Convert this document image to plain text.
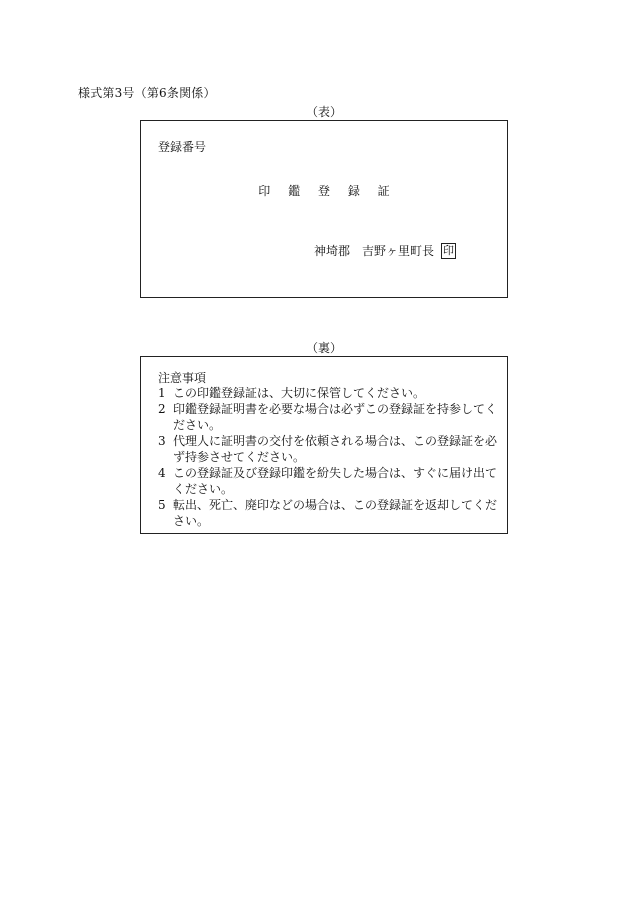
様式第3号（第6条関係）
（表）
登録番号
印 鑑 登 録 証
神埼郡 吉野ヶ里町長 印
（裏）
注意事項
1 この印鑑登録証は、大切に保管してください。
2 印鑑登録証明書を必要な場合は必ずこの登録証を持参してください。
3 代理人に証明書の交付を依頼される場合は、この登録証を必ず持参させてください。
4 この登録証及び登録印鑑を紛失した場合は、すぐに届け出てください。
5 転出、死亡、廃印などの場合は、この登録証を返却してください。
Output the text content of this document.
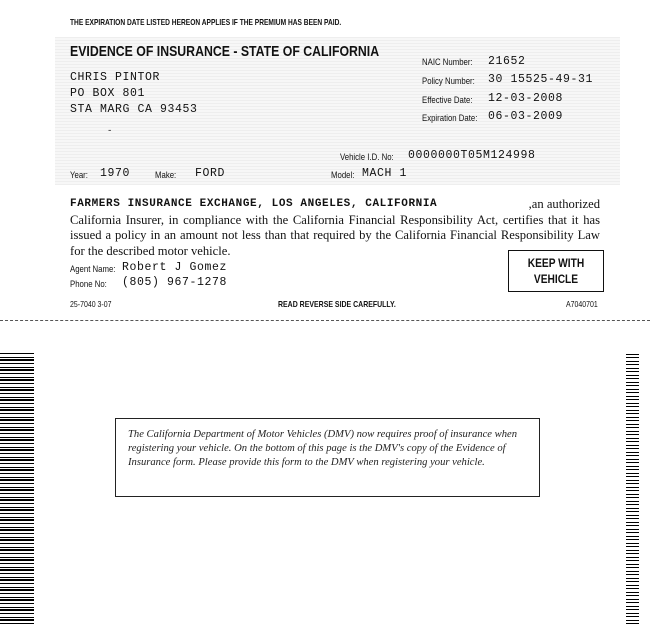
THE EXPIRATION DATE LISTED HEREON APPLIES IF THE PREMIUM HAS BEEN PAID.
EVIDENCE OF INSURANCE - STATE OF CALIFORNIA
CHRIS PINTOR
PO BOX 801
STA MARG CA 93453
-
NAIC Number: 21652
Policy Number: 30 15525-49-31
Effective Date: 12-03-2008
Expiration Date: 06-03-2009
Vehicle I.D. No: 0000000T05M124998
Year: 1970	Make: FORD	Model: MACH 1
FARMERS INSURANCE EXCHANGE, LOS ANGELES, CALIFORNIA	,an authorized
California Insurer, in compliance with the California Financial Responsibility Act, certifies that it has issued a policy in an amount not less than that required by the California Financial Responsibility Law for the described motor vehicle.
Agent Name: Robert J Gomez
Phone No: (805) 967-1278
KEEP WITH
VEHICLE
25-7040 3-07	READ REVERSE SIDE CAREFULLY.	A7040701
The California Department of Motor Vehicles (DMV) now requires proof of insurance when registering your vehicle. On the bottom of this page is the DMV's copy of the Evidence of Insurance form. Please provide this form to the DMV when registering your vehicle.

• [WHAT THE TASK REQUIRES] Reproduce all of the material exactly, apart from the pictures.

• [WRITTEN RESPONSE]
Convert this document image to plain text.
様式第3号（第6条関係）
（表）
登録番号
印 鑑 登 録 証
神埼郡 吉野ヶ里町長 印
（裏）
注意事項
1 この印鑑登録証は、大切に保管してください。
2 印鑑登録証明書を必要な場合は必ずこの登録証を持参してください。
3 代理人に証明書の交付を依頼される場合は、この登録証を必ず持参させてください。
4 この登録証及び登録印鑑を紛失した場合は、すぐに届け出てください。
5 転出、死亡、廃印などの場合は、この登録証を返却してください。
Output the text content of this document.
THE EXPIRATION DATE LISTED HEREON APPLIES IF THE PREMIUM HAS BEEN PAID.
EVIDENCE OF INSURANCE - STATE OF CALIFORNIA
CHRIS PINTOR
PO BOX 801
STA MARG CA 93453
-
NAIC Number: 21652
Policy Number: 30 15525-49-31
Effective Date: 12-03-2008
Expiration Date: 06-03-2009
Vehicle I.D. No: 0000000T05M124998
Year: 1970	Make: FORD	Model: MACH 1
FARMERS INSURANCE EXCHANGE, LOS ANGELES, CALIFORNIA	,an authorized
California Insurer, in compliance with the California Financial Responsibility Act, certifies that it has issued a policy in an amount not less than that required by the California Financial Responsibility Law for the described motor vehicle.
Agent Name: Robert J Gomez
Phone No: (805) 967-1278
KEEP WITH
VEHICLE
25-7040 3-07	READ REVERSE SIDE CAREFULLY.	A7040701
The California Department of Motor Vehicles (DMV) now requires proof of insurance when registering your vehicle. On the bottom of this page is the DMV's copy of the Evidence of Insurance form. Please provide this form to the DMV when registering your vehicle.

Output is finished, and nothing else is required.